» Problem to work on
Count how many lines hold the word "Bubba" and give that number as the whole answer.

» The input
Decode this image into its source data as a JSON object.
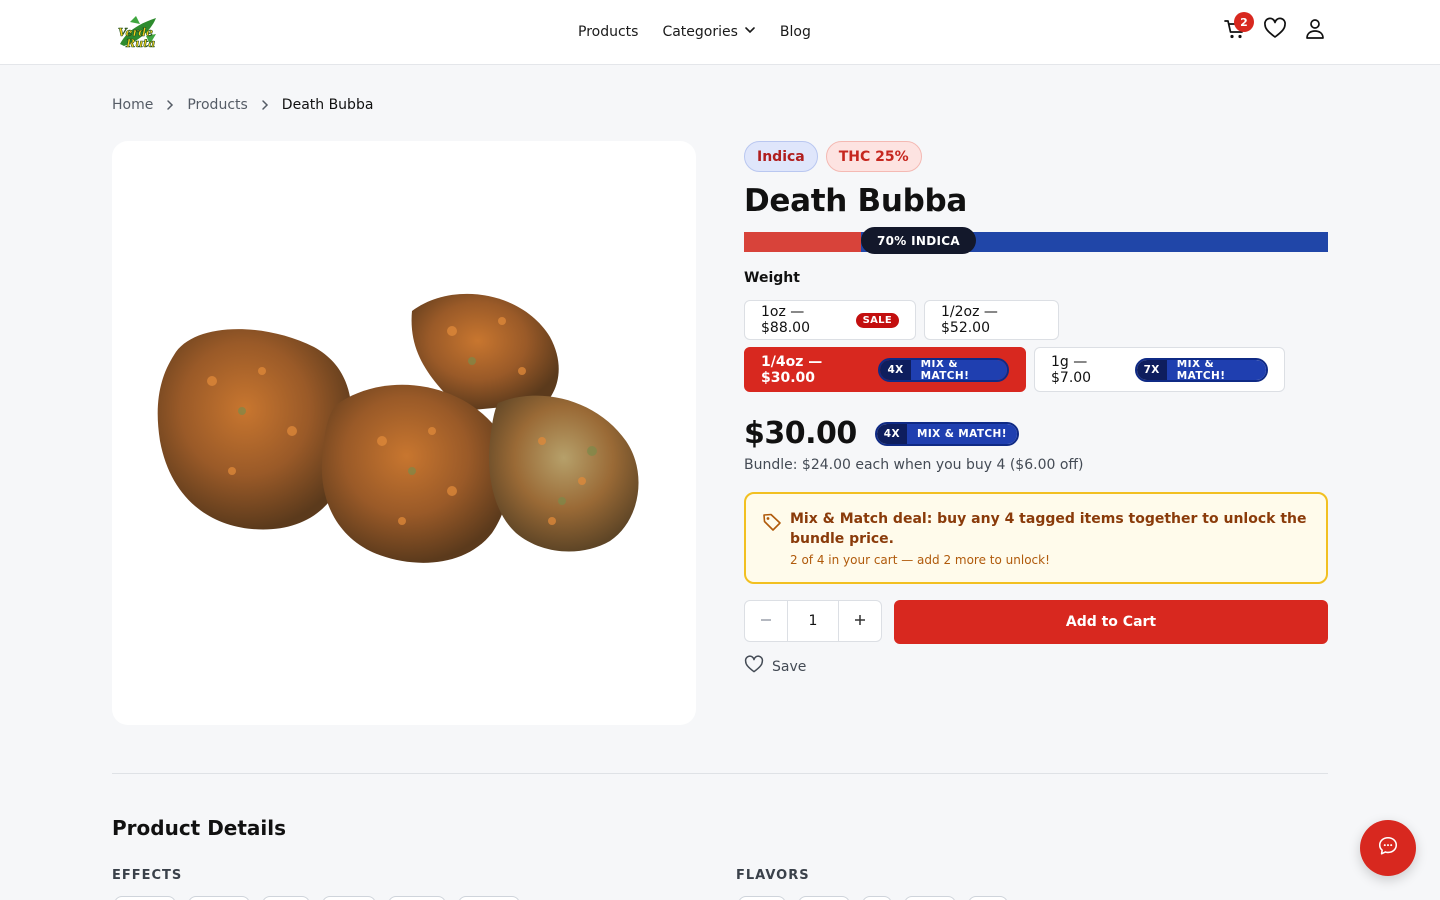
{
  "header": {
    "logo_text": "Verde Ruta",
    "nav": [
      {
        "label": "Products"
      },
      {
        "label": "Categories"
      },
      {
        "label": "Blog"
      }
    ],
    "cart_count": "2"
  },
  "breadcrumb": {
    "home": "Home",
    "products": "Products",
    "current": "Death Bubba"
  },
  "product": {
    "badges": {
      "type": "Indica",
      "thc": "THC 25%"
    },
    "name": "Death Bubba",
    "strain_bar": {
      "label": "70% INDICA",
      "indica_fraction": 0.7
    },
    "weight_label": "Weight",
    "options": [
      {
        "label": "1oz — $88.00",
        "tag": "SALE"
      },
      {
        "label": "1/2oz — $52.00"
      },
      {
        "label": "1/4oz — $30.00",
        "mix_x": "4X",
        "mix_text": "MIX & MATCH!",
        "selected": true
      },
      {
        "label": "1g — $7.00",
        "mix_x": "7X",
        "mix_text": "MIX & MATCH!"
      }
    ],
    "price": "$30.00",
    "price_mix_x": "4X",
    "price_mix_text": "MIX & MATCH!",
    "bundle_text": "Bundle: $24.00 each when you buy 4 ($6.00 off)",
    "deal": {
      "main": "Mix & Match deal: buy any 4 tagged items together to unlock the bundle price.",
      "sub": "2 of 4 in your cart — add 2 more to unlock!"
    },
    "quantity": "1",
    "add_to_cart": "Add to Cart",
    "save": "Save"
  },
  "details": {
    "title": "Product Details",
    "effects_label": "EFFECTS",
    "flavors_label": "FLAVORS"
  },
  "colors": {
    "accent_red": "#d8281f",
    "indica_blue": "#2046a8",
    "deal_border": "#f2c021"
  }
}
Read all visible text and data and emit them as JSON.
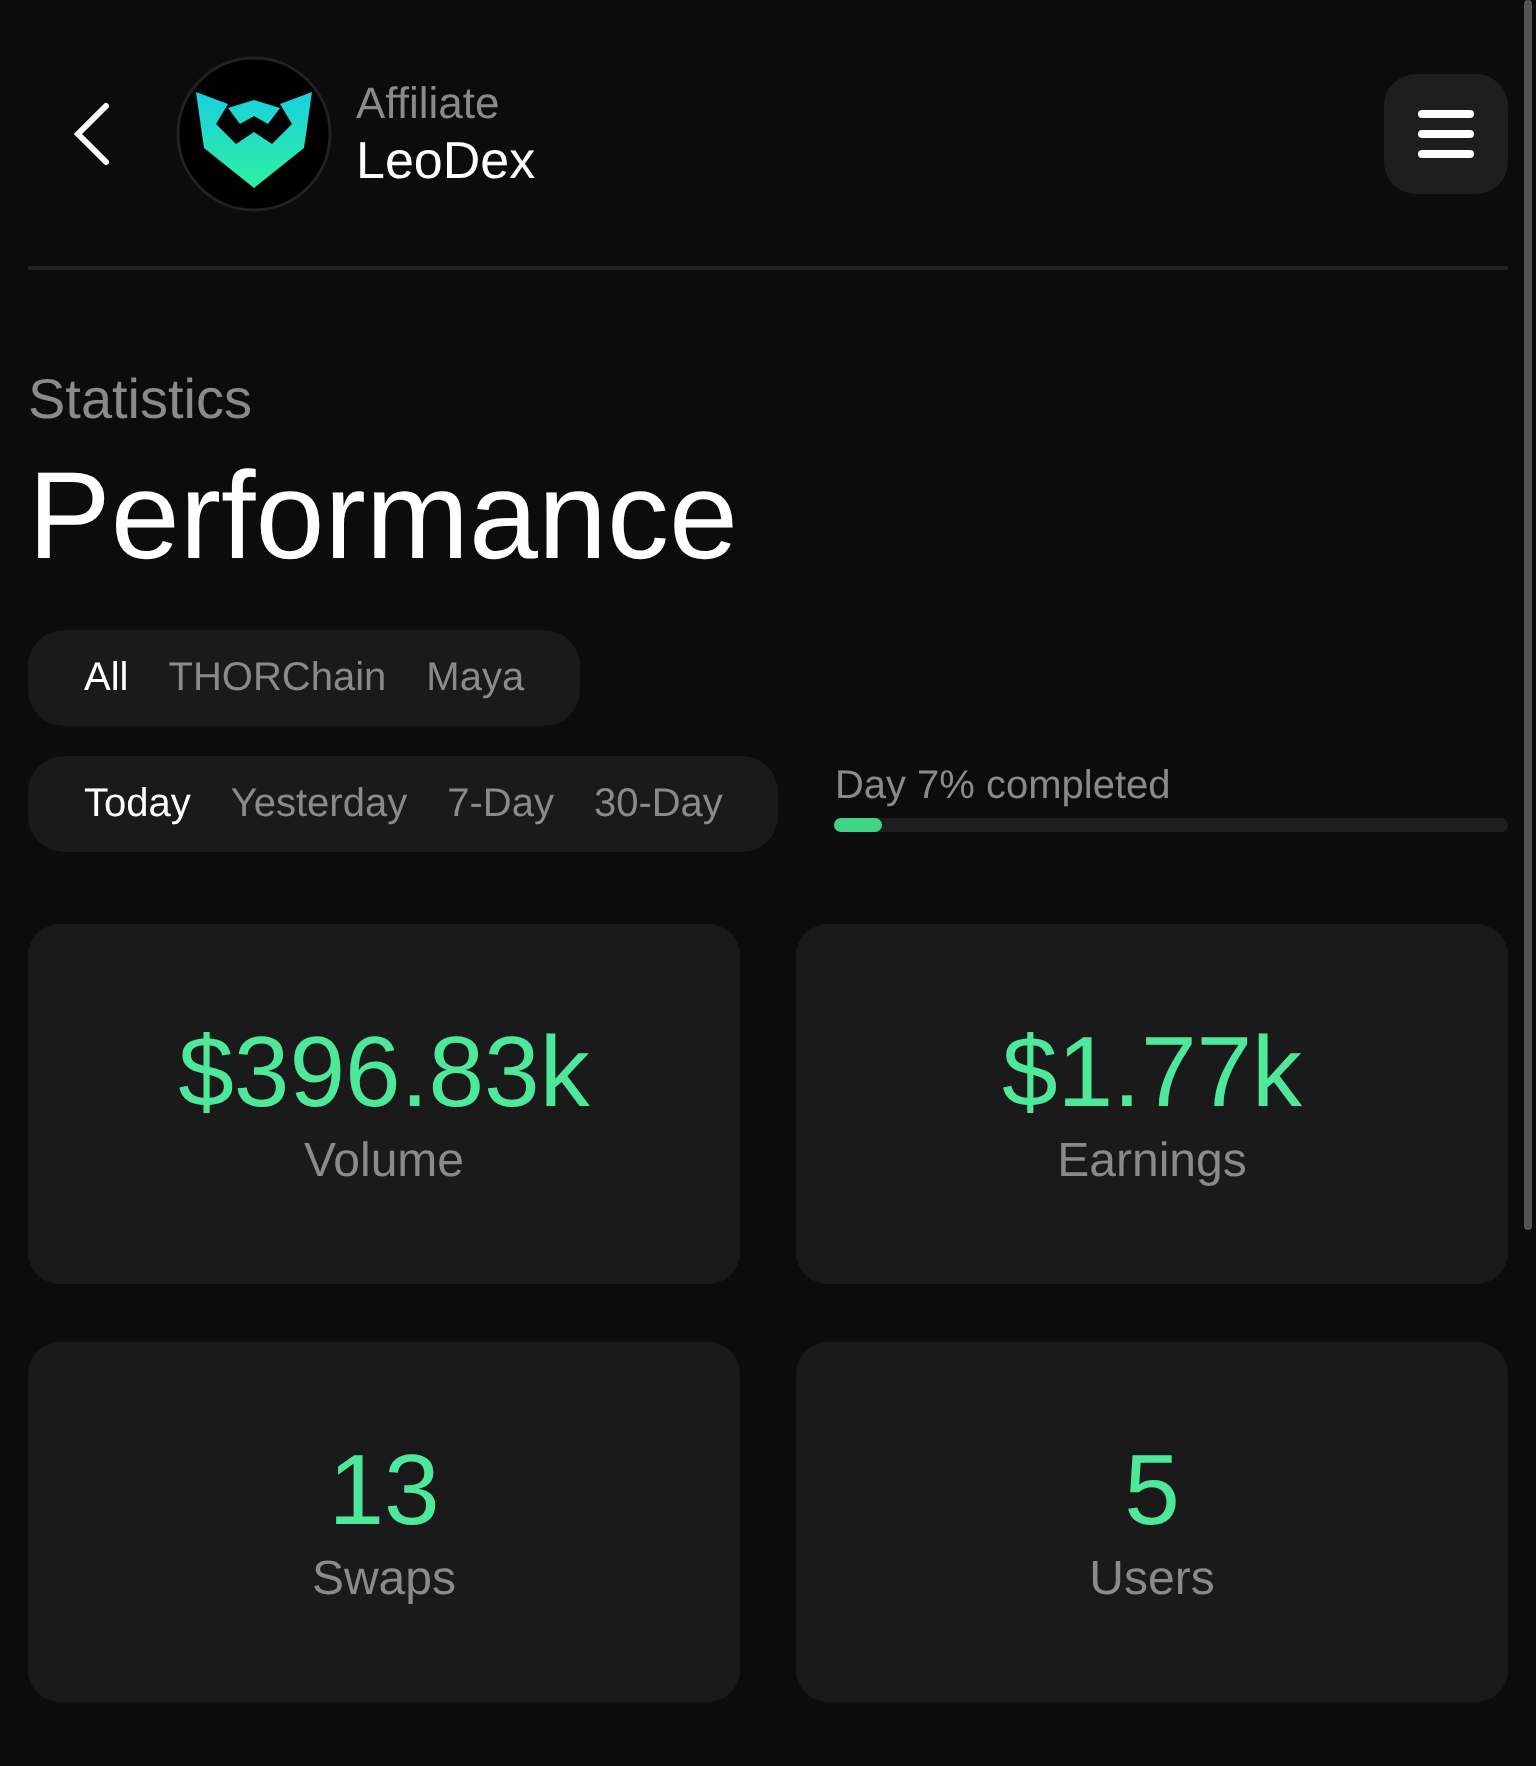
{
  "header": {
    "subtitle": "Affiliate",
    "title": "LeoDex"
  },
  "section": {
    "eyebrow": "Statistics",
    "title": "Performance"
  },
  "chain_filters": [
    {
      "label": "All",
      "selected": true
    },
    {
      "label": "THORChain",
      "selected": false
    },
    {
      "label": "Maya",
      "selected": false
    }
  ],
  "period_filters": [
    {
      "label": "Today",
      "selected": true
    },
    {
      "label": "Yesterday",
      "selected": false
    },
    {
      "label": "7-Day",
      "selected": false
    },
    {
      "label": "30-Day",
      "selected": false
    }
  ],
  "progress": {
    "label": "Day 7% completed",
    "level": 0.07
  },
  "stats": [
    {
      "value": "$396.83k",
      "label": "Volume"
    },
    {
      "value": "$1.77k",
      "label": "Earnings"
    },
    {
      "value": "13",
      "label": "Swaps"
    },
    {
      "value": "5",
      "label": "Users"
    }
  ]
}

» Output for this task
2